> **Required task**
Where does the string "INPUT" appear? Copy every line of the entries below that holds it.

Start of Excerpted data

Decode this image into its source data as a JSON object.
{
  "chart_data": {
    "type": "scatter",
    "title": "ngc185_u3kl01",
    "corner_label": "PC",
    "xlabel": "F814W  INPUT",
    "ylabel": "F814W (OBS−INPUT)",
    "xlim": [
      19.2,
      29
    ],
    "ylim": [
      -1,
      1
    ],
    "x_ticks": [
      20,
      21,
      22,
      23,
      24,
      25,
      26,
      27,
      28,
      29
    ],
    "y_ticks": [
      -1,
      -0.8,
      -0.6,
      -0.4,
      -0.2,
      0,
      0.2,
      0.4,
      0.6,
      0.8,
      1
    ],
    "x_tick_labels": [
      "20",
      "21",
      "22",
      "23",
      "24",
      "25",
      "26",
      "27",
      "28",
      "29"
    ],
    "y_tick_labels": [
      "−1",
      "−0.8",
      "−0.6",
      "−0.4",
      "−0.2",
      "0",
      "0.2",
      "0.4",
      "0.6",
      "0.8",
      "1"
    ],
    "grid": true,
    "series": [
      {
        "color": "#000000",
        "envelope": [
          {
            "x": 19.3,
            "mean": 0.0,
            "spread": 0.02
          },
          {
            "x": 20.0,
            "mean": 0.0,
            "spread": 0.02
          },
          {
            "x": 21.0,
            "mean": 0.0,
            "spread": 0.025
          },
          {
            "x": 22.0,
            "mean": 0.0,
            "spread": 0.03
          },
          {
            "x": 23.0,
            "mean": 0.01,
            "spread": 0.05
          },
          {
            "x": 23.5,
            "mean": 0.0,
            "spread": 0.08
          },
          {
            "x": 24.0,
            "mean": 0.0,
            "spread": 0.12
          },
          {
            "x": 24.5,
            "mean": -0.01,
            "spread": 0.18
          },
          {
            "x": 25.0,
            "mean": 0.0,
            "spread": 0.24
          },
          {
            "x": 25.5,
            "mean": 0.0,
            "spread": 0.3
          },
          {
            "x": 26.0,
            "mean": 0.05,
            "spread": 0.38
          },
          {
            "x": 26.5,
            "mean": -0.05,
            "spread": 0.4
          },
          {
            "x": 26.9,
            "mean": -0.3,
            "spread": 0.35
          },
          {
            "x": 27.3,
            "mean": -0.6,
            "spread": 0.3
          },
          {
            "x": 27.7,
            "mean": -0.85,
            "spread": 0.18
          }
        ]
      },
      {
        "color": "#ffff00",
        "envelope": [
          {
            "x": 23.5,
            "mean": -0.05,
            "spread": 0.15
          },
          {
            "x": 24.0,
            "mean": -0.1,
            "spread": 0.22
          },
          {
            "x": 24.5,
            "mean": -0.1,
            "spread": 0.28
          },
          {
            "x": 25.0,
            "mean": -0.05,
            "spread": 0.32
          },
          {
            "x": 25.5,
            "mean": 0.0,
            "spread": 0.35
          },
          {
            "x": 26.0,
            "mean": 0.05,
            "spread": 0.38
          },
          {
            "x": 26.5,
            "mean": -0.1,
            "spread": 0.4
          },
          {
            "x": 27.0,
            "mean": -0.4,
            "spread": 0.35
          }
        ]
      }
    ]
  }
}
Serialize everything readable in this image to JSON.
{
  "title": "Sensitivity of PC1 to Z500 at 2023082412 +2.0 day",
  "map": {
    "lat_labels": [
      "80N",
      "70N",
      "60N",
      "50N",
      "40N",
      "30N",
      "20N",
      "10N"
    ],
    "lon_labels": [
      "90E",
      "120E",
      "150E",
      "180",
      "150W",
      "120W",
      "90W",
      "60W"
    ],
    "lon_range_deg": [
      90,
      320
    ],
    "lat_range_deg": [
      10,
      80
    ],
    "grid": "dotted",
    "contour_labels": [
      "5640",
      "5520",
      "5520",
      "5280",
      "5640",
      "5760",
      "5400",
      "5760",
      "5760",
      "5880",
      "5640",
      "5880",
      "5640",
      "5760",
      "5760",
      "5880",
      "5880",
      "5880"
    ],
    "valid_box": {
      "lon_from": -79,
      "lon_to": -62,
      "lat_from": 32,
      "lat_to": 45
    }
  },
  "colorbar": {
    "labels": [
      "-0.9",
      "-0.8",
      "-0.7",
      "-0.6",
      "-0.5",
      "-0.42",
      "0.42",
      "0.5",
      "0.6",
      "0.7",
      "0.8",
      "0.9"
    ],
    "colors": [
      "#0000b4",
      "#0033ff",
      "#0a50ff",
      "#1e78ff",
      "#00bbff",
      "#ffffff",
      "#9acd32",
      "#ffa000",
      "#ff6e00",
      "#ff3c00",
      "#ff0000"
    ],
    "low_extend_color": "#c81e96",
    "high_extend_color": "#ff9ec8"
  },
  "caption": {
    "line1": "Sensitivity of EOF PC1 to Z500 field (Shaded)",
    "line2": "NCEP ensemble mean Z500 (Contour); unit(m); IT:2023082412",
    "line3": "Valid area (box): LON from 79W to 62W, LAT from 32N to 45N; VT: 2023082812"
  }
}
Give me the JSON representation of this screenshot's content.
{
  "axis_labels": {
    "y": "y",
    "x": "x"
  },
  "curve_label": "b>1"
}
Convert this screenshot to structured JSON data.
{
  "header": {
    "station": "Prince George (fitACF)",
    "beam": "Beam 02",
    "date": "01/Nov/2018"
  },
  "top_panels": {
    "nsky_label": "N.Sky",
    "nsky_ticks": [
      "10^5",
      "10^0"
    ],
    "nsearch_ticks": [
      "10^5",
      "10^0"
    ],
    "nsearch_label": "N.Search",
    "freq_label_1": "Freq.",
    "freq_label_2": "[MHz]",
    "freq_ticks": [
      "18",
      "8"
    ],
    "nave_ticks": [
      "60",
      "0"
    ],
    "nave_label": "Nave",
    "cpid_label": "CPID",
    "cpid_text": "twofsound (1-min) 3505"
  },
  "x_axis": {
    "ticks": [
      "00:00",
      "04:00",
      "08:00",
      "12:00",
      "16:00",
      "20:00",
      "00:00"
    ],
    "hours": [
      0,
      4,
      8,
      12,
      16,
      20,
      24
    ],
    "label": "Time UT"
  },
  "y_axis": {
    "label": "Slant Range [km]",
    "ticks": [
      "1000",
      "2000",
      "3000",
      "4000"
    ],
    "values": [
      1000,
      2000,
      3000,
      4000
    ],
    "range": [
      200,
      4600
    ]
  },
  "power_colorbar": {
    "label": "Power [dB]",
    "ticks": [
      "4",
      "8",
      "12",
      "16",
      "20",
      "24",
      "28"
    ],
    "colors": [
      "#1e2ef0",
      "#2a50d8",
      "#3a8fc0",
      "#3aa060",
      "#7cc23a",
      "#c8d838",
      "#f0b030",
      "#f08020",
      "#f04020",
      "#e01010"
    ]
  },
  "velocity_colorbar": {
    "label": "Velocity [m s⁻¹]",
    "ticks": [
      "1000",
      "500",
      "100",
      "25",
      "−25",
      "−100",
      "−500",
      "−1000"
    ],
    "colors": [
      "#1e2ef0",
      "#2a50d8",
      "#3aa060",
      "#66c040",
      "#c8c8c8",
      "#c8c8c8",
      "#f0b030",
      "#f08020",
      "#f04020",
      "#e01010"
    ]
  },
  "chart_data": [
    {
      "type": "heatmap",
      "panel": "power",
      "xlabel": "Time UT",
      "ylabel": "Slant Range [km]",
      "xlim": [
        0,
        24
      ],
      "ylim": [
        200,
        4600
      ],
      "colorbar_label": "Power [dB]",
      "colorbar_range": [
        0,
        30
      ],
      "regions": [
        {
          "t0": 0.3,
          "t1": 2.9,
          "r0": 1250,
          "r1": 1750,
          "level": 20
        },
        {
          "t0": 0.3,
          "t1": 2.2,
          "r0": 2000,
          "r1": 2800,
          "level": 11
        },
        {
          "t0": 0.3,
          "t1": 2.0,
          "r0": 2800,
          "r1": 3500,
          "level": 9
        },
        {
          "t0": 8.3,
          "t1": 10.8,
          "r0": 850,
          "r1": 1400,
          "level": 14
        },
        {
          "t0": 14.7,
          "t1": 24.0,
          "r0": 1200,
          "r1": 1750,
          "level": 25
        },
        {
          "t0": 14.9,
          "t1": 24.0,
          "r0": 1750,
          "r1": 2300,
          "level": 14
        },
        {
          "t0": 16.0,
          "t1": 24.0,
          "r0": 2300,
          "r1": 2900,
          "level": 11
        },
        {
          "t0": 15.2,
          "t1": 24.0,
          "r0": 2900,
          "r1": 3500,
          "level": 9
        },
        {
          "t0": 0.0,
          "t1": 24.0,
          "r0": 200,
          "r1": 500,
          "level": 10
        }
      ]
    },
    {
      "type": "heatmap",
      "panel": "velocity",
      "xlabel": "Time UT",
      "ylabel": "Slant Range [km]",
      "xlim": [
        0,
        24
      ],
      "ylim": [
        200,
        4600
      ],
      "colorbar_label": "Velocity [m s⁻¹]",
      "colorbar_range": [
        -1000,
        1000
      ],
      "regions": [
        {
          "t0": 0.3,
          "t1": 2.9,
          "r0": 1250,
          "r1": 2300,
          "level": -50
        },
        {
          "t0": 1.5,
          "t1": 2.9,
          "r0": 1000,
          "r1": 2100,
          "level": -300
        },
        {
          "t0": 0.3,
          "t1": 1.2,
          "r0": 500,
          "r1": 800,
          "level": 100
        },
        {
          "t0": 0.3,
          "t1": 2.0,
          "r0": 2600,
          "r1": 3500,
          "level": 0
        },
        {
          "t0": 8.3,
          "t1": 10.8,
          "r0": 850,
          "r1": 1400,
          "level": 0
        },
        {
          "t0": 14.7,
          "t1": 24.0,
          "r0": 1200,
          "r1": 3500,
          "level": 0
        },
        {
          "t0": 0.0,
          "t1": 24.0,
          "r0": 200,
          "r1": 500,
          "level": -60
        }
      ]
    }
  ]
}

End of Excerpted data

> **The answer**
    "xlabel": "F814W  INPUT",
    "ylabel": "F814W (OBS−INPUT)",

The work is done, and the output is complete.